_WORKING DATA_
▽
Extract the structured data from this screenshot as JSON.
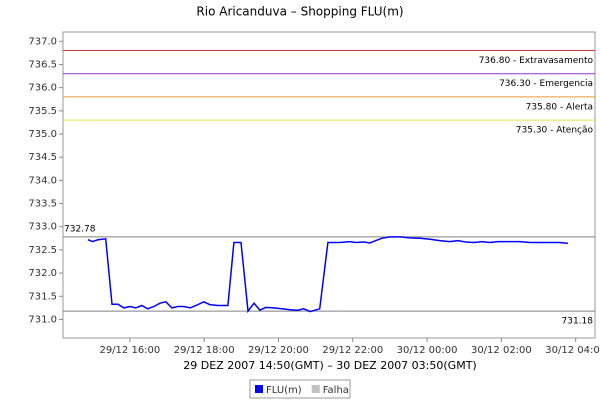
{
  "chart_data": {
    "type": "line",
    "title": "Rio Aricanduva – Shopping FLU(m)",
    "x_label": "29 DEZ 2007 14:50(GMT) – 30 DEZ 2007 03:50(GMT)",
    "x": [
      14.87,
      15.0,
      15.14,
      15.35,
      15.52,
      15.68,
      15.84,
      16.0,
      16.16,
      16.32,
      16.48,
      16.65,
      16.81,
      16.97,
      17.13,
      17.29,
      17.45,
      17.62,
      17.78,
      17.99,
      18.15,
      18.37,
      18.64,
      18.8,
      18.99,
      19.18,
      19.34,
      19.5,
      19.66,
      19.88,
      20.09,
      20.31,
      20.52,
      20.68,
      20.85,
      21.11,
      21.33,
      21.65,
      21.92,
      22.08,
      22.3,
      22.46,
      22.62,
      22.78,
      23.0,
      23.27,
      23.54,
      23.81,
      24.08,
      24.34,
      24.61,
      24.83,
      25.04,
      25.26,
      25.48,
      25.69,
      25.91,
      26.23,
      26.5,
      26.77,
      27.04,
      27.31,
      27.57,
      27.79
    ],
    "series": [
      {
        "name": "FLU(m)",
        "color": "#0000ff",
        "values": [
          732.72,
          732.68,
          732.72,
          732.74,
          731.33,
          731.33,
          731.25,
          731.28,
          731.25,
          731.3,
          731.23,
          731.28,
          731.35,
          731.38,
          731.25,
          731.28,
          731.28,
          731.25,
          731.3,
          731.38,
          731.32,
          731.3,
          731.3,
          732.66,
          732.66,
          731.18,
          731.35,
          731.2,
          731.26,
          731.25,
          731.23,
          731.21,
          731.2,
          731.23,
          731.17,
          731.23,
          732.66,
          732.66,
          732.68,
          732.66,
          732.67,
          732.65,
          732.7,
          732.75,
          732.78,
          732.78,
          732.76,
          732.75,
          732.73,
          732.7,
          732.68,
          732.7,
          732.67,
          732.66,
          732.68,
          732.66,
          732.68,
          732.68,
          732.68,
          732.66,
          732.66,
          732.66,
          732.66,
          732.64
        ]
      }
    ],
    "extra_legend": [
      {
        "name": "Falha",
        "color": "#c0c0c0"
      }
    ],
    "thresholds": [
      {
        "value": 736.8,
        "label": "736.80 - Extravasamento",
        "color": "#cc3333",
        "label_side": "right"
      },
      {
        "value": 736.3,
        "label": "736.30 - Emergencia",
        "color": "#9933cc",
        "label_side": "right"
      },
      {
        "value": 735.8,
        "label": "735.80 - Alerta",
        "color": "#e89a30",
        "label_side": "right"
      },
      {
        "value": 735.3,
        "label": "735.30 - Atenção",
        "color": "#e8e050",
        "label_side": "right"
      },
      {
        "value": 732.78,
        "label": "732.78",
        "color": "#808080",
        "label_side": "left"
      },
      {
        "value": 731.18,
        "label": "731.18",
        "color": "#808080",
        "label_side": "right"
      }
    ],
    "xlim": [
      14.2,
      28.52
    ],
    "xticks": [
      {
        "value": 16,
        "label": "29/12 16:00"
      },
      {
        "value": 18,
        "label": "29/12 18:00"
      },
      {
        "value": 20,
        "label": "29/12 20:00"
      },
      {
        "value": 22,
        "label": "29/12 22:00"
      },
      {
        "value": 24,
        "label": "30/12 00:00"
      },
      {
        "value": 26,
        "label": "30/12 02:00"
      },
      {
        "value": 28,
        "label": "30/12 04:00"
      }
    ],
    "ylim": [
      730.6,
      737.2
    ],
    "yticks": [
      {
        "value": 731,
        "label": "731.0"
      },
      731.5,
      {
        "value": 732,
        "label": "732.0"
      },
      732.5,
      {
        "value": 733,
        "label": "733.0"
      },
      733.5,
      {
        "value": 734,
        "label": "734.0"
      },
      734.5,
      {
        "value": 735,
        "label": "735.0"
      },
      735.5,
      {
        "value": 736,
        "label": "736.0"
      },
      736.5,
      {
        "value": 737,
        "label": "737.0"
      }
    ],
    "grid": false
  }
}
△
_WHAT YOU ARE ASKED TO DO_
Extract the text of all the records above verbatim, excluding pictures.

_REPLY TO THE EXERCISE_
Extract the structured data from this screenshot as JSON.
{
  "chart_data": {
    "type": "line",
    "title": "Rio Aricanduva – Shopping FLU(m)",
    "x_label": "29 DEZ 2007 14:50(GMT) – 30 DEZ 2007 03:50(GMT)",
    "x": [
      14.87,
      15.0,
      15.14,
      15.35,
      15.52,
      15.68,
      15.84,
      16.0,
      16.16,
      16.32,
      16.48,
      16.65,
      16.81,
      16.97,
      17.13,
      17.29,
      17.45,
      17.62,
      17.78,
      17.99,
      18.15,
      18.37,
      18.64,
      18.8,
      18.99,
      19.18,
      19.34,
      19.5,
      19.66,
      19.88,
      20.09,
      20.31,
      20.52,
      20.68,
      20.85,
      21.11,
      21.33,
      21.65,
      21.92,
      22.08,
      22.3,
      22.46,
      22.62,
      22.78,
      23.0,
      23.27,
      23.54,
      23.81,
      24.08,
      24.34,
      24.61,
      24.83,
      25.04,
      25.26,
      25.48,
      25.69,
      25.91,
      26.23,
      26.5,
      26.77,
      27.04,
      27.31,
      27.57,
      27.79
    ],
    "series": [
      {
        "name": "FLU(m)",
        "color": "#0000ff",
        "values": [
          732.72,
          732.68,
          732.72,
          732.74,
          731.33,
          731.33,
          731.25,
          731.28,
          731.25,
          731.3,
          731.23,
          731.28,
          731.35,
          731.38,
          731.25,
          731.28,
          731.28,
          731.25,
          731.3,
          731.38,
          731.32,
          731.3,
          731.3,
          732.66,
          732.66,
          731.18,
          731.35,
          731.2,
          731.26,
          731.25,
          731.23,
          731.21,
          731.2,
          731.23,
          731.17,
          731.23,
          732.66,
          732.66,
          732.68,
          732.66,
          732.67,
          732.65,
          732.7,
          732.75,
          732.78,
          732.78,
          732.76,
          732.75,
          732.73,
          732.7,
          732.68,
          732.7,
          732.67,
          732.66,
          732.68,
          732.66,
          732.68,
          732.68,
          732.68,
          732.66,
          732.66,
          732.66,
          732.66,
          732.64
        ]
      }
    ],
    "extra_legend": [
      {
        "name": "Falha",
        "color": "#c0c0c0"
      }
    ],
    "thresholds": [
      {
        "value": 736.8,
        "label": "736.80 - Extravasamento",
        "color": "#cc3333",
        "label_side": "right"
      },
      {
        "value": 736.3,
        "label": "736.30 - Emergencia",
        "color": "#9933cc",
        "label_side": "right"
      },
      {
        "value": 735.8,
        "label": "735.80 - Alerta",
        "color": "#e89a30",
        "label_side": "right"
      },
      {
        "value": 735.3,
        "label": "735.30 - Atenção",
        "color": "#e8e050",
        "label_side": "right"
      },
      {
        "value": 732.78,
        "label": "732.78",
        "color": "#808080",
        "label_side": "left"
      },
      {
        "value": 731.18,
        "label": "731.18",
        "color": "#808080",
        "label_side": "right"
      }
    ],
    "xlim": [
      14.2,
      28.52
    ],
    "xticks": [
      {
        "value": 16,
        "label": "29/12 16:00"
      },
      {
        "value": 18,
        "label": "29/12 18:00"
      },
      {
        "value": 20,
        "label": "29/12 20:00"
      },
      {
        "value": 22,
        "label": "29/12 22:00"
      },
      {
        "value": 24,
        "label": "30/12 00:00"
      },
      {
        "value": 26,
        "label": "30/12 02:00"
      },
      {
        "value": 28,
        "label": "30/12 04:00"
      }
    ],
    "ylim": [
      730.6,
      737.2
    ],
    "yticks": [
      {
        "value": 731,
        "label": "731.0"
      },
      731.5,
      {
        "value": 732,
        "label": "732.0"
      },
      732.5,
      {
        "value": 733,
        "label": "733.0"
      },
      733.5,
      {
        "value": 734,
        "label": "734.0"
      },
      734.5,
      {
        "value": 735,
        "label": "735.0"
      },
      735.5,
      {
        "value": 736,
        "label": "736.0"
      },
      736.5,
      {
        "value": 737,
        "label": "737.0"
      }
    ],
    "grid": false
  }
}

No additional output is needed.